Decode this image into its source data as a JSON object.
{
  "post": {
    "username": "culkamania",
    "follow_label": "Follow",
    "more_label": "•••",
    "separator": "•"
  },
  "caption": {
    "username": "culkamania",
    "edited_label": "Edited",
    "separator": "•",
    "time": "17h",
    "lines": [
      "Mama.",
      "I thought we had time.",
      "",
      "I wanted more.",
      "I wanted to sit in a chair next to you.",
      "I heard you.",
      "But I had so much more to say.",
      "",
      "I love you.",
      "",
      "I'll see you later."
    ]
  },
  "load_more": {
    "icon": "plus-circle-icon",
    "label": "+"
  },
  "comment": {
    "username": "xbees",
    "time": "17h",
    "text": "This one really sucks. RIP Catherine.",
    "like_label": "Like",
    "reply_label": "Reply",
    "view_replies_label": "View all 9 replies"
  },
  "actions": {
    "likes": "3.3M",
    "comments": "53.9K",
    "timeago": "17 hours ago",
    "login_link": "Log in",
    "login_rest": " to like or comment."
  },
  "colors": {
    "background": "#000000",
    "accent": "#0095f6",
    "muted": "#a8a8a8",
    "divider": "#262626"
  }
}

......

Exercise brief: Return each line of the data exactly as written above.

Task result:
Decode this image into its source data as a JSON object.
{
  "post": {
    "username": "culkamania",
    "follow_label": "Follow",
    "more_label": "•••",
    "separator": "•"
  },
  "caption": {
    "username": "culkamania",
    "edited_label": "Edited",
    "separator": "•",
    "time": "17h",
    "lines": [
      "Mama.",
      "I thought we had time.",
      "",
      "I wanted more.",
      "I wanted to sit in a chair next to you.",
      "I heard you.",
      "But I had so much more to say.",
      "",
      "I love you.",
      "",
      "I'll see you later."
    ]
  },
  "load_more": {
    "icon": "plus-circle-icon",
    "label": "+"
  },
  "comment": {
    "username": "xbees",
    "time": "17h",
    "text": "This one really sucks. RIP Catherine.",
    "like_label": "Like",
    "reply_label": "Reply",
    "view_replies_label": "View all 9 replies"
  },
  "actions": {
    "likes": "3.3M",
    "comments": "53.9K",
    "timeago": "17 hours ago",
    "login_link": "Log in",
    "login_rest": " to like or comment."
  },
  "colors": {
    "background": "#000000",
    "accent": "#0095f6",
    "muted": "#a8a8a8",
    "divider": "#262626"
  }
}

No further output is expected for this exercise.